TASK INSTRUCTIONS>
1) Summarize the abstract on pediatric renal tumors in the Netherlands in two sentences.
2) Resume the abstract on pediatric renal tumors in the Netherlands from the point where it stops.

PEDIATRIC RENAL TUMORS IN THE NETHERLANDS BETWEEN 1990 AND 2014: STABLE INCIDENCE AND SLIGHTLY IMPROVED SURVIVAL OF WILMS TUMORS
- Maya Schulpen (Netherlands)
Abstract
Background and Aims
This population-based study provides a comprehensive overview of trends in incidence and survival of children and adolescents diagnosed with renal malignancies in the Netherlands.
Methods
Data on all renal malignancies diagnosed in pediatric patients (0-18 years) between 1990-2014 were extracted from the Netherlands Cancer Registry [total N=648; Wilms tumor (WT) N=595; malignant rhabdoid tumor of the kidney (MRTK) N=10; clear cell sarcoma of the kidney (CCSK) N=22; renal cell carcinoma (RCC) N=21]. Five-year overall survival (OS) was estimated using the actuarial method. Time trends in incidence were assessed by calculating average annual percentage change (AAPC). A parametric survival model was created to compare the multivariable-adjusted risk of dying from WT between two diagnostic periods.

(Dataset entries)

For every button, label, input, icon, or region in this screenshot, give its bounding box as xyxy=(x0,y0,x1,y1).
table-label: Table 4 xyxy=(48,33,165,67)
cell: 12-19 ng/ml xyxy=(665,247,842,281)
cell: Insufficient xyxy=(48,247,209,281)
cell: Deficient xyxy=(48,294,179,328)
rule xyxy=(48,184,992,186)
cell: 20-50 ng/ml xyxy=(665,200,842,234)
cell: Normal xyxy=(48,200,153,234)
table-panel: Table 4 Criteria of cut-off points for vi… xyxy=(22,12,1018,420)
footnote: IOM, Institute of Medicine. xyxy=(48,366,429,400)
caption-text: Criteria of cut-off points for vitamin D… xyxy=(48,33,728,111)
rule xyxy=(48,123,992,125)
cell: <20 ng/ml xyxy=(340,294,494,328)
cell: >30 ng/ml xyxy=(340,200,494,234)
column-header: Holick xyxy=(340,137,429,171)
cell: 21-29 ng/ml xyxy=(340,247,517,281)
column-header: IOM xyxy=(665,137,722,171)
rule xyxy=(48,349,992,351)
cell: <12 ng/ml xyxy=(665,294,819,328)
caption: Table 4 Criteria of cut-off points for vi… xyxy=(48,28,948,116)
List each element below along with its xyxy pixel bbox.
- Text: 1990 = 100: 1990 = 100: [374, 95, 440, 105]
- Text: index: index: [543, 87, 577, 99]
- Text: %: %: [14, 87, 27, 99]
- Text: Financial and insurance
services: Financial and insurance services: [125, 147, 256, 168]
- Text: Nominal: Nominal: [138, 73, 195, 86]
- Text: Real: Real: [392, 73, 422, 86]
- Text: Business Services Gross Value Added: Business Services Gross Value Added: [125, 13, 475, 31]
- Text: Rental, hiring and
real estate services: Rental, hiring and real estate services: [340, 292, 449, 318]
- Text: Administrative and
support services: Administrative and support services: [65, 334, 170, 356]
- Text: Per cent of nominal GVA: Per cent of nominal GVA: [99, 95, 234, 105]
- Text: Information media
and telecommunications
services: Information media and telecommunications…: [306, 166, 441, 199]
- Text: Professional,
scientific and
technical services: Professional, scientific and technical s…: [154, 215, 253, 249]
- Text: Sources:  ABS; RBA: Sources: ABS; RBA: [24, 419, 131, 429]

RESULTS FOR EACH TASK>
1) This population-based study gives an overview of trends in incidence and survival among children and adolescents diagnosed with renal malignancies in the Netherlands. It draws on Netherlands Cancer Registry data for 648 patients aged 0-18 diagnosed between 1990 and 2014, 595 of them with Wilms tumor, and uses the actuarial method for five-year overall survival, average annual percentage change for incidence trends, and a parametric survival model to compare the adjusted risk of dying from Wilms tumor between two diagnostic periods.

2)
Results
The overall world standardized incidence rate (WSR) was 8 per million person-years and was constant over time (AAPC -0.8%, p=0.29). WSR were 7 per million for WT, 0.1 per million for MRTK, 0.3 per million for CCSK, and 0.2 per million for RCC. Patients with WT had a good prognosis; 5-year OS modestly increased from 88% in 1990-2001 to 91% in 2002-2014. Multivariable analysis showed that risk of dying from WT was not significantly decreased in the latest period (hazard ratio, 95% confidence interval: 0.7, 0.4-1.3) after adjustment for follow-up time, sex, age, and disease stage. Survival of WT decreased with increasing disease stage, ranging from 95-100% for stage I-II and about 80% for stage III-IV to 74% for bilateral disease. Five-year OS were 81% for RCC, 77% for CCSK, and 20% for MRTK.
Conclusions
Incidence of pediatric renal malignancies in the Netherlands has been stable since the 1990s. Five-year OS of WT modestly increased reaching 91% and was similar to findings for other developed countries. In contrast to the excellent outcome for most (non-)WT, long-term outcome of MRTK remained inferior.